The task: Copy exactly the lines of the records below, starting at the line that contains "What text is on this page?" and continuing through the last line, both included; omit any pictures.

Given entries:
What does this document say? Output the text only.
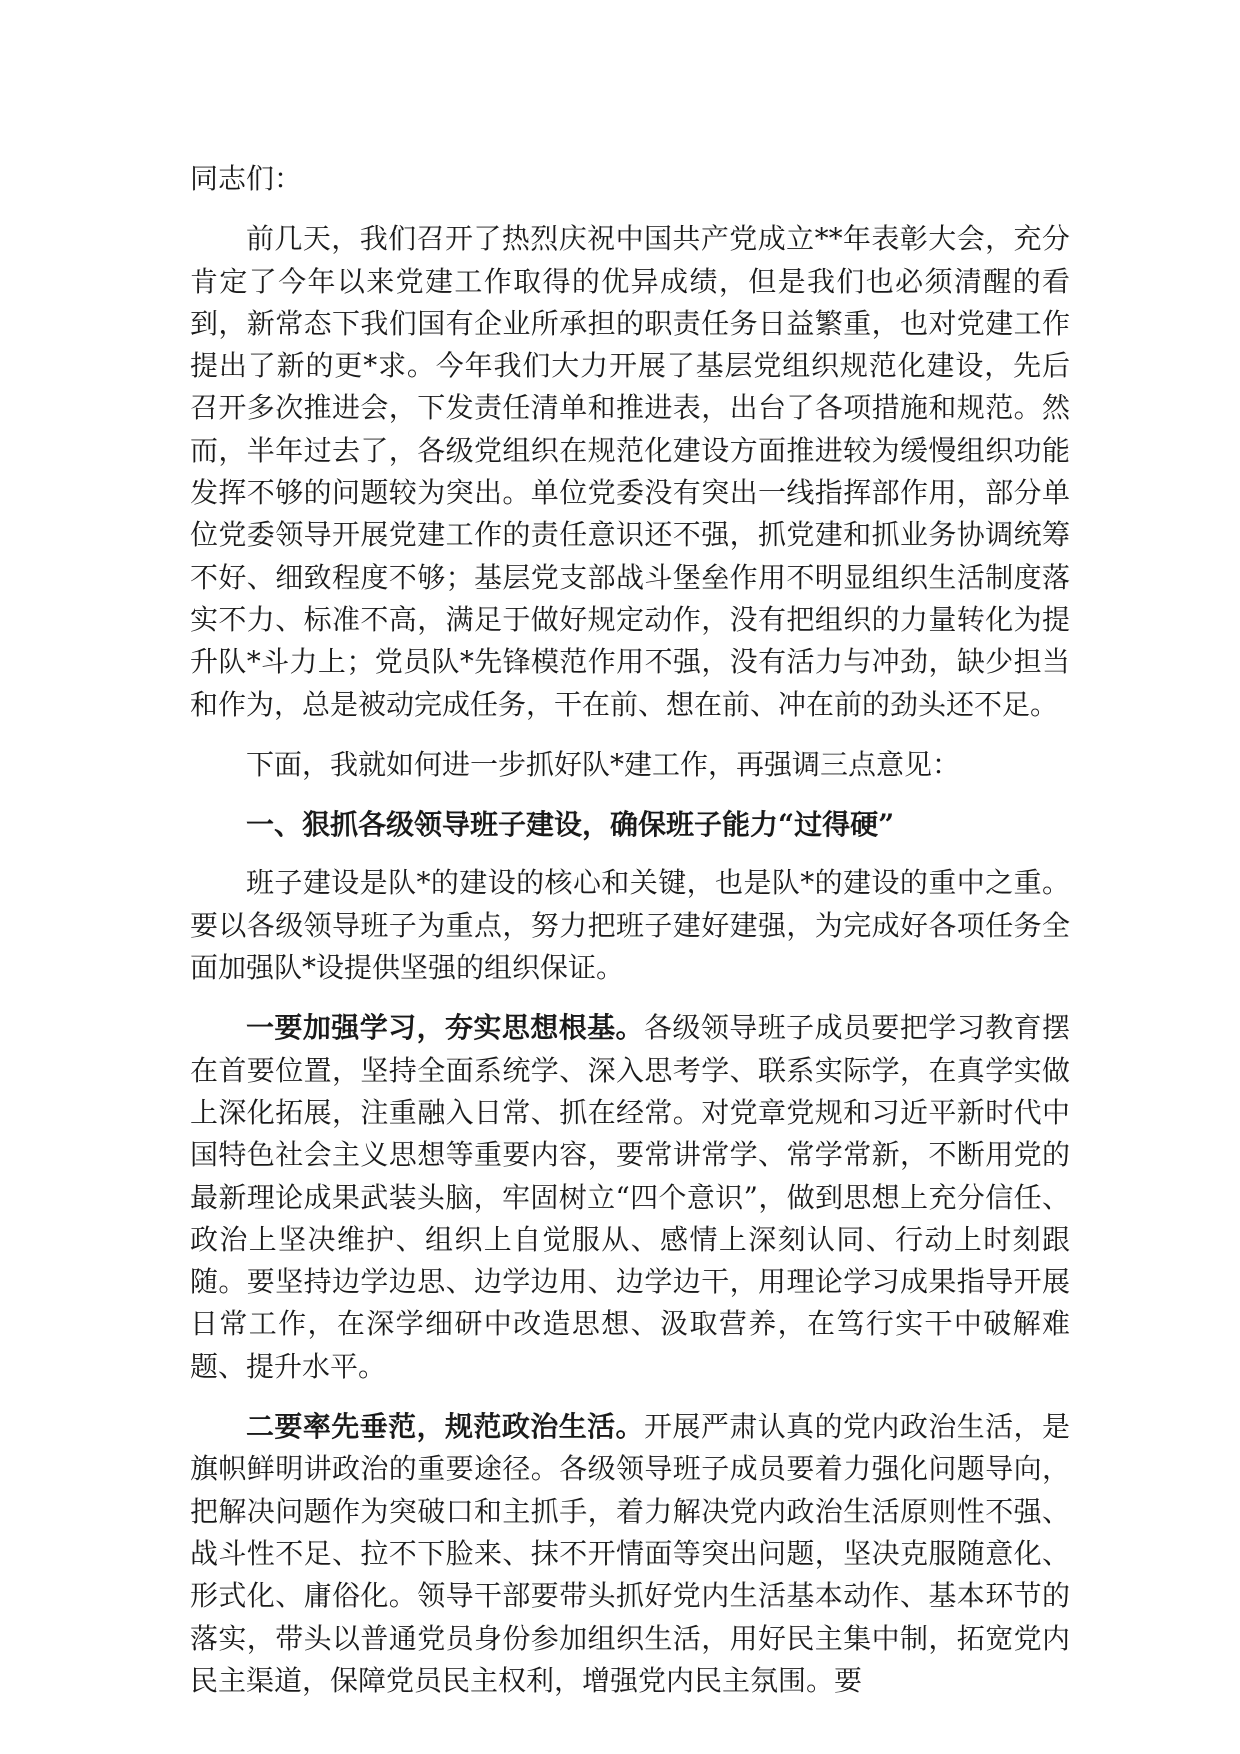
同志们：

前几天，我们召开了热烈庆祝中国共产党成立**年表彰大会，充分肯定了今年以来党建工作取得的优异成绩，但是我们也必须清醒的看到，新常态下我们国有企业所承担的职责任务日益繁重，也对党建工作提出了新的更*求。今年我们大力开展了基层党组织规范化建设，先后召开多次推进会，下发责任清单和推进表，出台了各项措施和规范。然而，半年过去了，各级党组织在规范化建设方面推进较为缓慢组织功能发挥不够的问题较为突出。单位党委没有突出一线指挥部作用，部分单位党委领导开展党建工作的责任意识还不强，抓党建和抓业务协调统筹不好、细致程度不够；基层党支部战斗堡垒作用不明显组织生活制度落实不力、标准不高，满足于做好规定动作，没有把组织的力量转化为提升队*斗力上；党员队*先锋模范作用不强，没有活力与冲劲，缺少担当和作为，总是被动完成任务，干在前、想在前、冲在前的劲头还不足。

下面，我就如何进一步抓好队*建工作，再强调三点意见：

一、狠抓各级领导班子建设，确保班子能力“过得硬”

班子建设是队*的建设的核心和关键，也是队*的建设的重中之重。要以各级领导班子为重点，努力把班子建好建强，为完成好各项任务全面加强队*设提供坚强的组织保证。

一要加强学习，夯实思想根基。各级领导班子成员要把学习教育摆在首要位置，坚持全面系统学、深入思考学、联系实际学，在真学实做上深化拓展，注重融入日常、抓在经常。对党章党规和习近平新时代中国特色社会主义思想等重要内容，要常讲常学、常学常新，不断用党的最新理论成果武装头脑，牢固树立“四个意识”，做到思想上充分信任、政治上坚决维护、组织上自觉服从、感情上深刻认同、行动上时刻跟随。要坚持边学边思、边学边用、边学边干，用理论学习成果指导开展日常工作，在深学细研中改造思想、汲取营养，在笃行实干中破解难题、提升水平。

二要率先垂范，规范政治生活。开展严肃认真的党内政治生活，是旗帜鲜明讲政治的重要途径。各级领导班子成员要着力强化问题导向，把解决问题作为突破口和主抓手，着力解决党内政治生活原则性不强、战斗性不足、拉不下脸来、抹不开情面等突出问题，坚决克服随意化、形式化、庸俗化。领导干部要带头抓好党内生活基本动作、基本环节的落实，带头以普通党员身份参加组织生活，用好民主集中制，拓宽党内民主渠道，保障党员民主权利，增强党内民主氛围。要
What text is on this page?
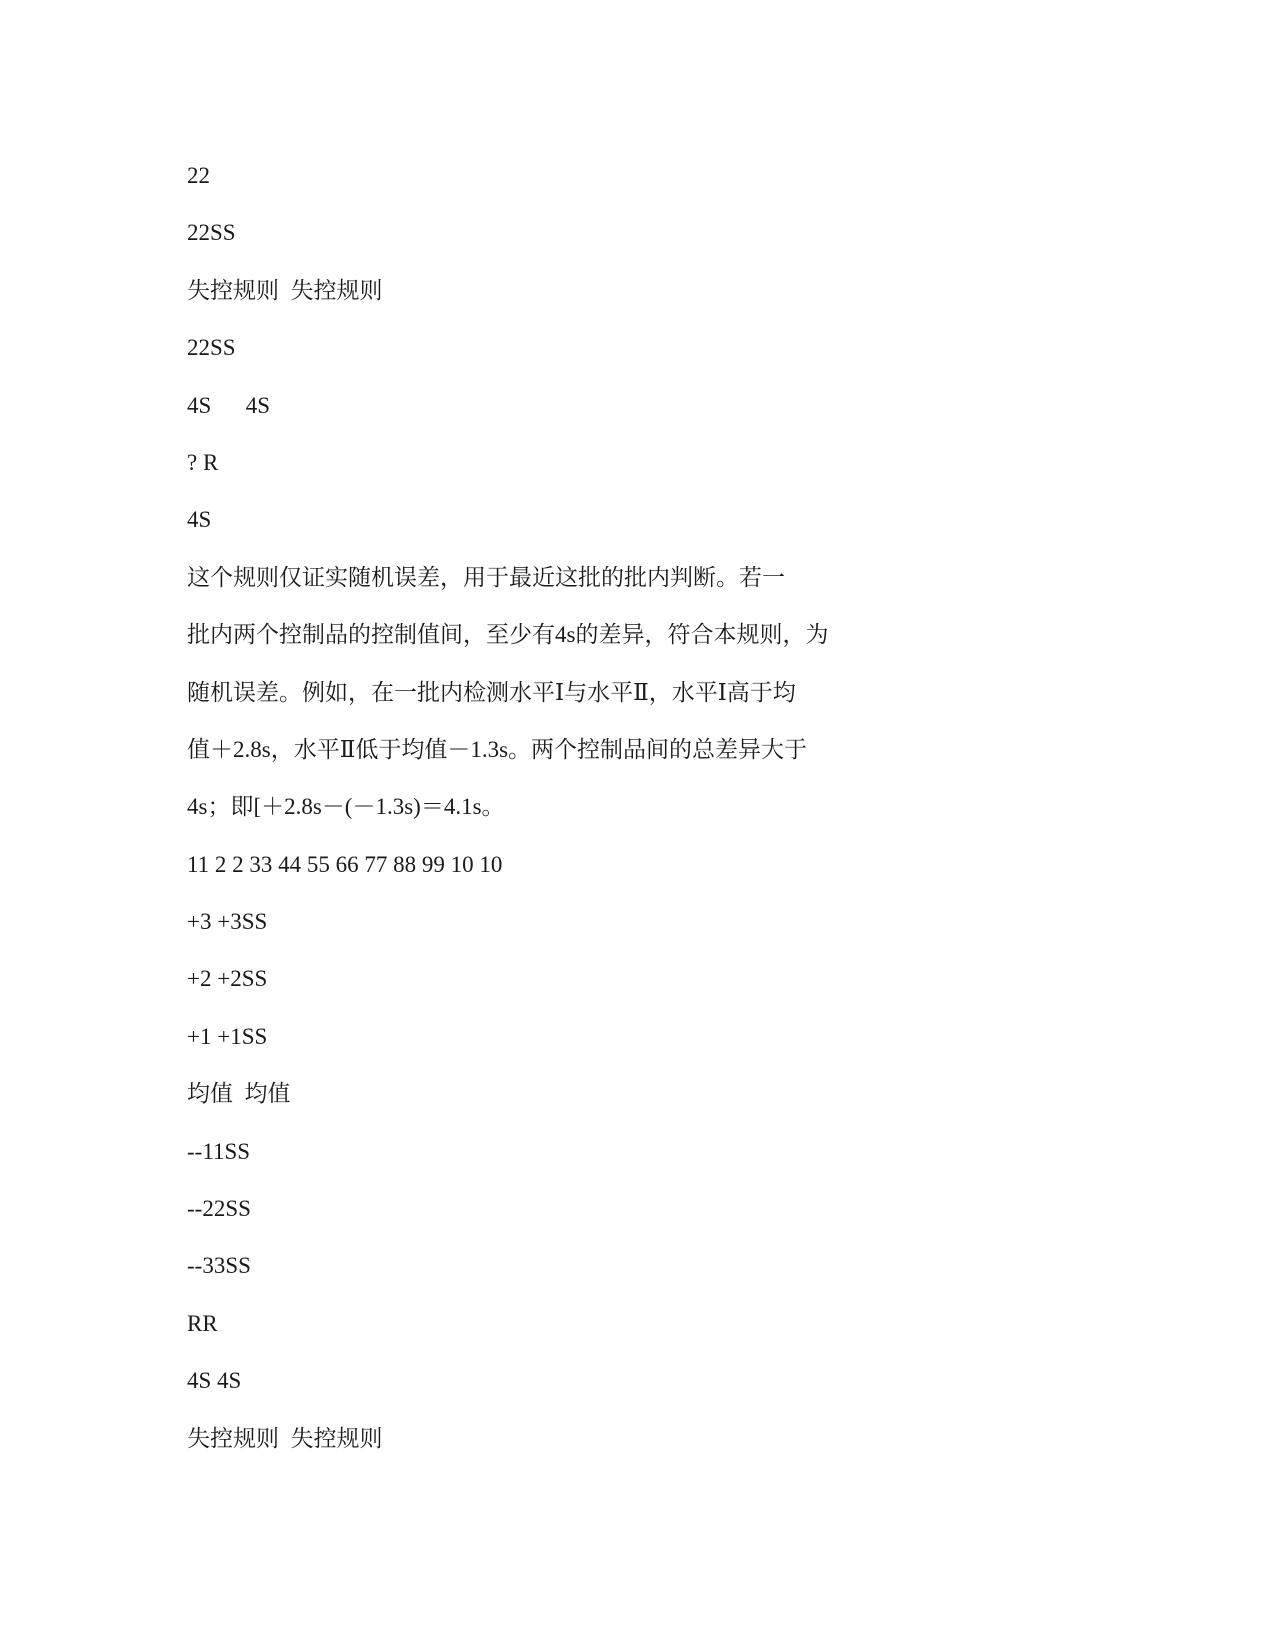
22
22SS
失控规则  失控规则
22SS
4S      4S
? R
4S
这个规则仅证实随机误差，用于最近这批的批内判断。若一
批内两个控制品的控制值间，至少有4s的差异，符合本规则，为
随机误差。例如，在一批内检测水平Ⅰ与水平Ⅱ，水平Ⅰ高于均
值＋2.8s，水平Ⅱ低于均值－1.3s。两个控制品间的总差异大于
4s；即[＋2.8s－(－1.3s)＝4.1s。
11 2 2 33 44 55 66 77 88 99 10 10
+3 +3SS
+2 +2SS
+1 +1SS
均值  均值
--11SS
--22SS
--33SS
RR
4S 4S
失控规则  失控规则
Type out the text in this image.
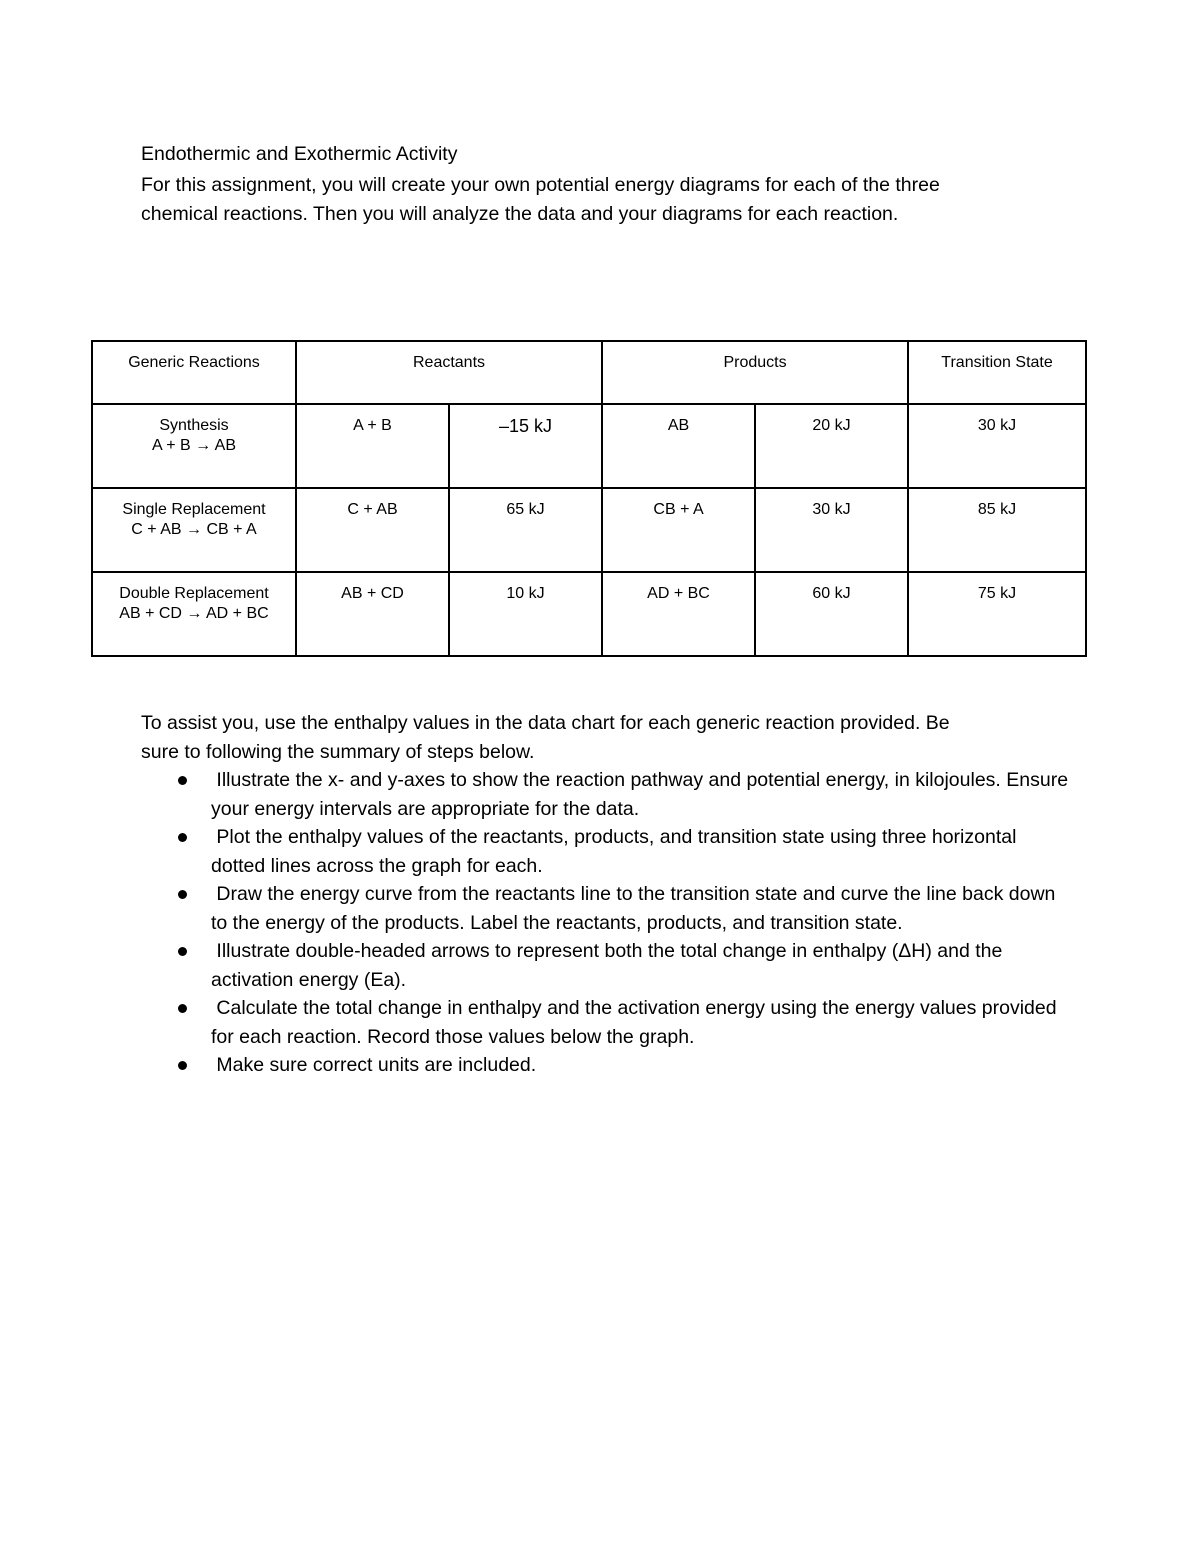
Endothermic and Exothermic Activity

For this assignment, you will create your own potential energy diagrams for each of the three

chemical reactions. Then you will analyze the data and your diagrams for each reaction.

Generic Reactions	Reactants		Products		Transition State

Synthesis
A + B → AB	A + B	–15 kJ	AB	20 kJ	30 kJ

Single Replacement
C + AB → CB + A	C + AB	65 kJ	CB + A	30 kJ	85 kJ

Double Replacement
AB + CD → AD + BC	AB + CD	10 kJ	AD + BC	60 kJ	75 kJ
To assist you, use the enthalpy values in the data chart for each generic reaction provided. Be
sure to following the summary of steps below.
Illustrate the x- and y-axes to show the reaction pathway and potential energy, in kilojoules. Ensure your energy intervals are appropriate for the data.
Plot the enthalpy values of the reactants, products, and transition state using three horizontal dotted lines across the graph for each.
Draw the energy curve from the reactants line to the transition state and curve the line back down to the energy of the products. Label the reactants, products, and transition state.
Illustrate double-headed arrows to represent both the total change in enthalpy (ΔH) and the activation energy (Ea).
Calculate the total change in enthalpy and the activation energy using the energy values provided for each reaction. Record those values below the graph.
Make sure correct units are included.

Answer to the problem:
What text is on this page?
22
22SS
失控规则  失控规则
22SS
4S      4S
? R
4S
这个规则仅证实随机误差，用于最近这批的批内判断。若一
批内两个控制品的控制值间，至少有4s的差异，符合本规则，为
随机误差。例如，在一批内检测水平Ⅰ与水平Ⅱ，水平Ⅰ高于均
值＋2.8s，水平Ⅱ低于均值－1.3s。两个控制品间的总差异大于
4s；即[＋2.8s－(－1.3s)＝4.1s。
11 2 2 33 44 55 66 77 88 99 10 10
+3 +3SS
+2 +2SS
+1 +1SS
均值  均值
--11SS
--22SS
--33SS
RR
4S 4S
失控规则  失控规则
Type out the text in this image.
Endothermic and Exothermic Activity

For this assignment, you will create your own potential energy diagrams for each of the three

chemical reactions. Then you will analyze the data and your diagrams for each reaction.

Generic Reactions	Reactants		Products		Transition State

Synthesis
A + B → AB	A + B	–15 kJ	AB	20 kJ	30 kJ

Single Replacement
C + AB → CB + A	C + AB	65 kJ	CB + A	30 kJ	85 kJ

Double Replacement
AB + CD → AD + BC	AB + CD	10 kJ	AD + BC	60 kJ	75 kJ
To assist you, use the enthalpy values in the data chart for each generic reaction provided. Be
sure to following the summary of steps below.
Illustrate the x- and y-axes to show the reaction pathway and potential energy, in kilojoules. Ensure your energy intervals are appropriate for the data.
Plot the enthalpy values of the reactants, products, and transition state using three horizontal dotted lines across the graph for each.
Draw the energy curve from the reactants line to the transition state and curve the line back down to the energy of the products. Label the reactants, products, and transition state.
Illustrate double-headed arrows to represent both the total change in enthalpy (ΔH) and the activation energy (Ea).
Calculate the total change in enthalpy and the activation energy using the energy values provided for each reaction. Record those values below the graph.
Make sure correct units are included.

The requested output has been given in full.